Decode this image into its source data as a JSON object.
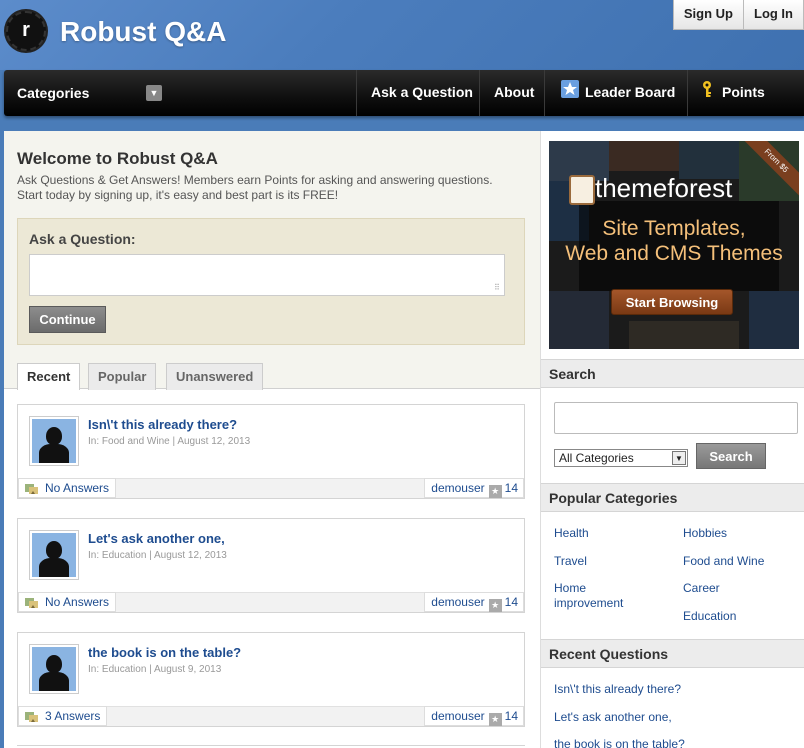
{
  "site": {
    "logo_letter": "r",
    "title": "Robust Q&A"
  },
  "auth": {
    "signup": "Sign Up",
    "login": "Log In"
  },
  "nav": {
    "categories": "Categories",
    "ask": "Ask a Question",
    "about": "About",
    "leaderboard": "Leader Board",
    "pointskey": "Points Key"
  },
  "welcome": {
    "title": "Welcome to Robust Q&A",
    "line1": "Ask Questions & Get Answers! Members earn Points for asking and answering questions.",
    "line2": "Start today by signing up, it's easy and best part is its FREE!",
    "ask_label": "Ask a Question:",
    "continue": "Continue"
  },
  "tabs": [
    "Recent",
    "Popular",
    "Unanswered"
  ],
  "questions": [
    {
      "title": "Isn\\'t this already there?",
      "meta": "In: Food and Wine | August 12, 2013",
      "answers": "No Answers",
      "user": "demouser",
      "points": "14"
    },
    {
      "title": "Let's ask another one,",
      "meta": "In: Education | August 12, 2013",
      "answers": "No Answers",
      "user": "demouser",
      "points": "14"
    },
    {
      "title": "the book is on the table?",
      "meta": "In: Education | August 9, 2013",
      "answers": "3 Answers",
      "user": "demouser",
      "points": "14"
    }
  ],
  "ad": {
    "ribbon": "From $5",
    "brand": "themeforest",
    "line1": "Site Templates,",
    "line2": "Web and CMS Themes",
    "button": "Start Browsing"
  },
  "search": {
    "heading": "Search",
    "category_selected": "All Categories",
    "button": "Search"
  },
  "popular_categories": {
    "heading": "Popular Categories",
    "left": [
      "Health",
      "Travel",
      "Home improvement"
    ],
    "right": [
      "Hobbies",
      "Food and Wine",
      "Career",
      "Education"
    ]
  },
  "recent_questions": {
    "heading": "Recent Questions",
    "items": [
      "Isn\\'t this already there?",
      "Let's ask another one,",
      "the book is on the table?"
    ]
  }
}
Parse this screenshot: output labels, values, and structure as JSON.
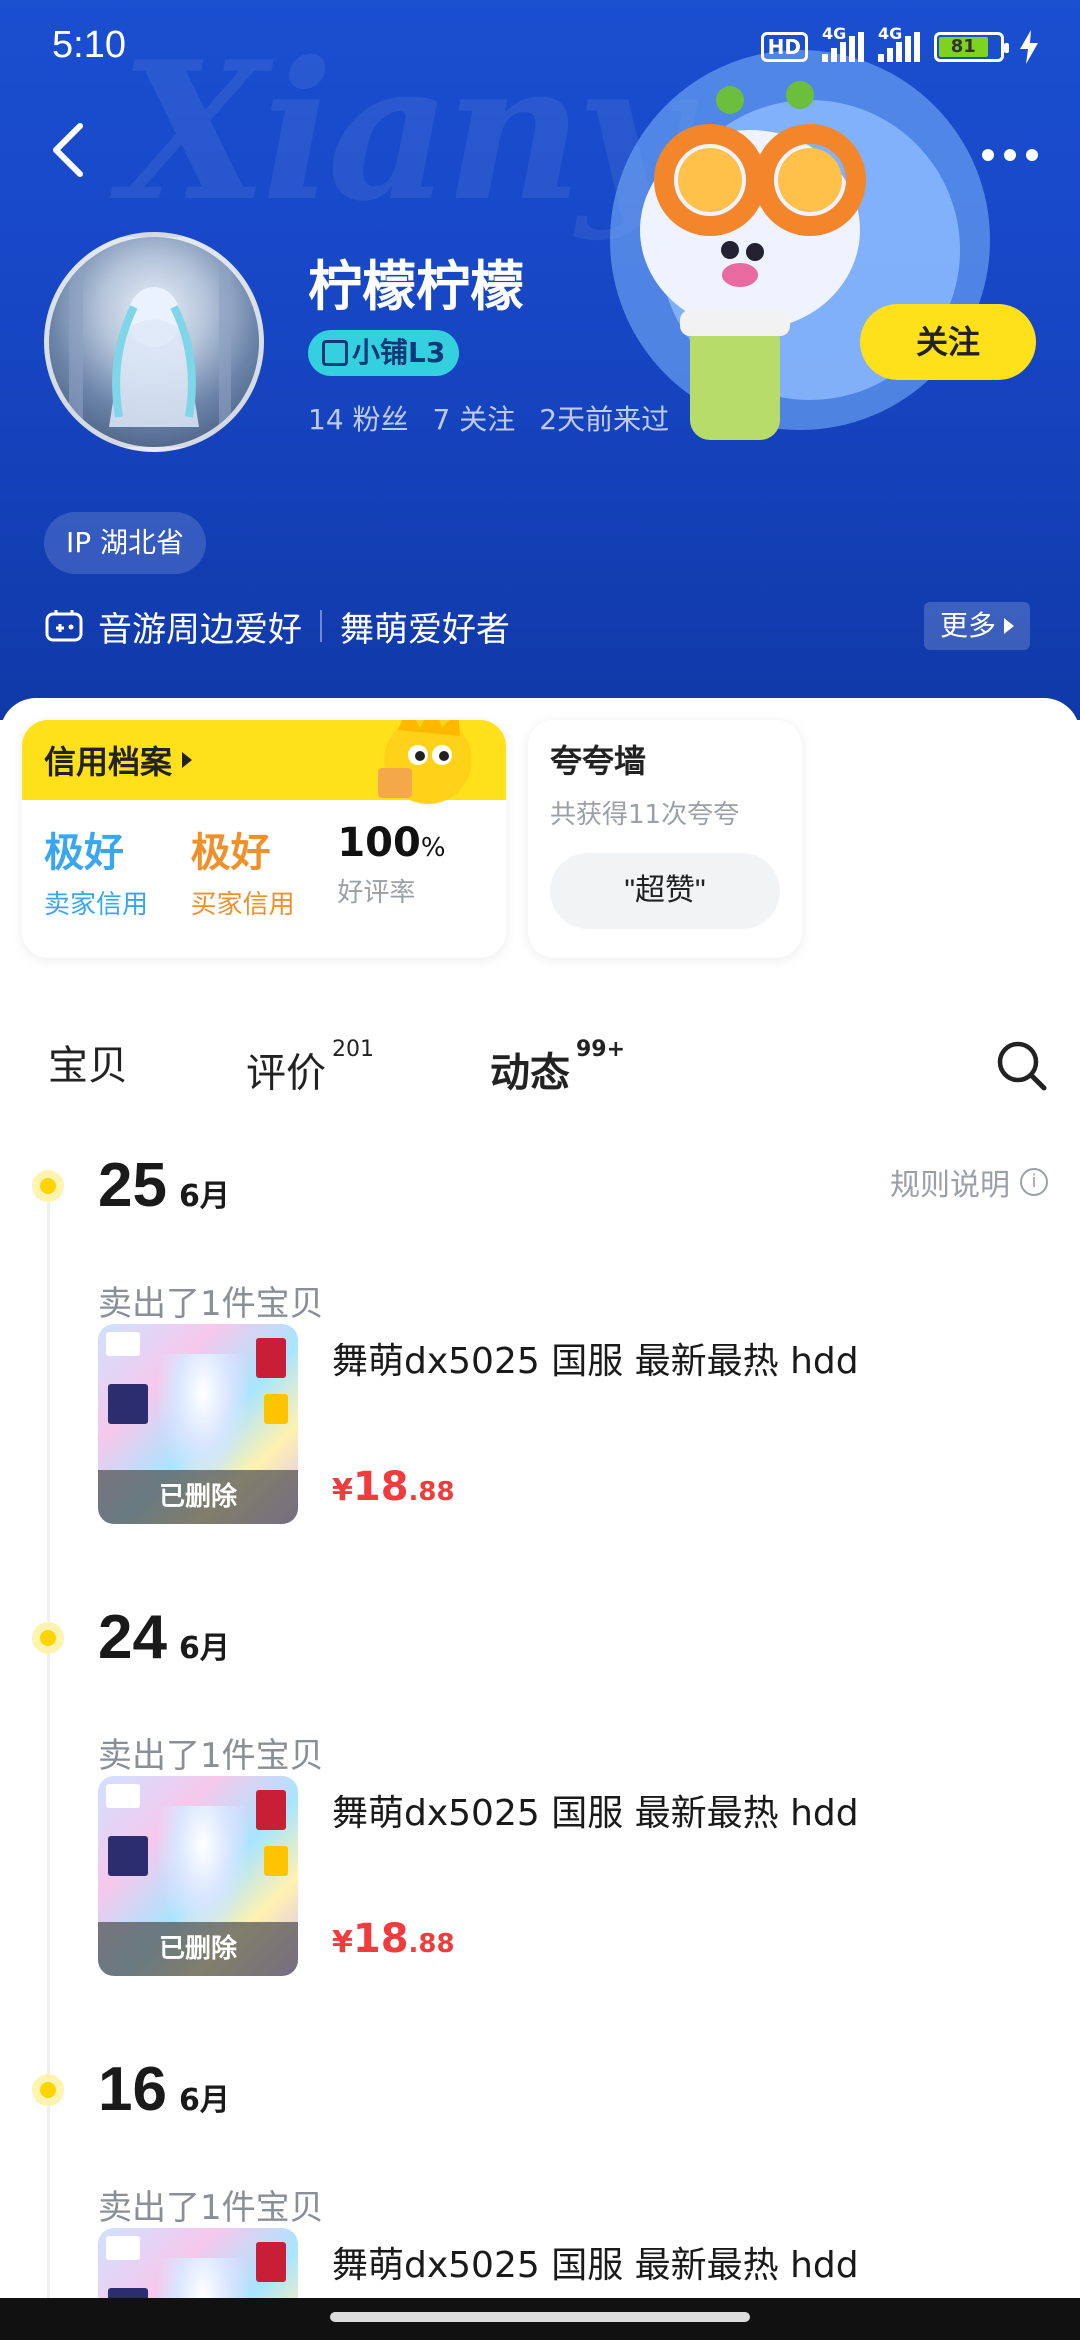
{
  "status_bar": {
    "time": "5:10",
    "battery": "81",
    "hd": "HD",
    "net1": "4G",
    "net2": "4G"
  },
  "header": {
    "watermark": "Xiany",
    "username": "柠檬柠檬",
    "shop_badge": "小铺L3",
    "followers": "14 粉丝",
    "following": "7 关注",
    "last_seen": "2天前来过",
    "follow_label": "关注",
    "ip_location": "IP 湖北省",
    "tags": [
      "音游周边爱好",
      "舞萌爱好者"
    ],
    "more_label": "更多"
  },
  "credit": {
    "title": "信用档案",
    "seller_rating": "极好",
    "seller_label": "卖家信用",
    "buyer_rating": "极好",
    "buyer_label": "买家信用",
    "positive_rate": "100",
    "positive_rate_unit": "%",
    "positive_label": "好评率"
  },
  "praise_wall": {
    "title": "夸夸墙",
    "subtitle": "共获得11次夸夸",
    "button_label": "\"超赞\""
  },
  "tabs": [
    {
      "label": "宝贝",
      "count": ""
    },
    {
      "label": "评价",
      "count": "201"
    },
    {
      "label": "动态",
      "count": "99+"
    }
  ],
  "rules_label": "规则说明",
  "timeline": [
    {
      "day": "25",
      "month": "6月",
      "event": "卖出了1件宝贝",
      "item_title": "舞萌dx5025 国服 最新最热 hdd",
      "deleted_label": "已删除",
      "price_symbol": "¥",
      "price_int": "18",
      "price_dec": ".88"
    },
    {
      "day": "24",
      "month": "6月",
      "event": "卖出了1件宝贝",
      "item_title": "舞萌dx5025 国服 最新最热 hdd",
      "deleted_label": "已删除",
      "price_symbol": "¥",
      "price_int": "18",
      "price_dec": ".88"
    },
    {
      "day": "16",
      "month": "6月",
      "event": "卖出了1件宝贝",
      "item_title": "舞萌dx5025 国服 最新最热 hdd",
      "deleted_label": "",
      "price_symbol": "",
      "price_int": "",
      "price_dec": ""
    }
  ],
  "colors": {
    "header_blue": "#1746c4",
    "accent_yellow": "#ffe11b",
    "price_red": "#f03c3c",
    "seller_blue": "#39a6f0",
    "buyer_orange": "#f0902a"
  },
  "icons": [
    "back-icon",
    "more-dots-icon",
    "shop-icon",
    "tag-icon",
    "chevron-right-icon",
    "search-icon",
    "info-icon"
  ]
}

+++

TASK DETAILS
Report how many lines hold the string "already", giving the number and nothing else.

CORRECT RESULT
2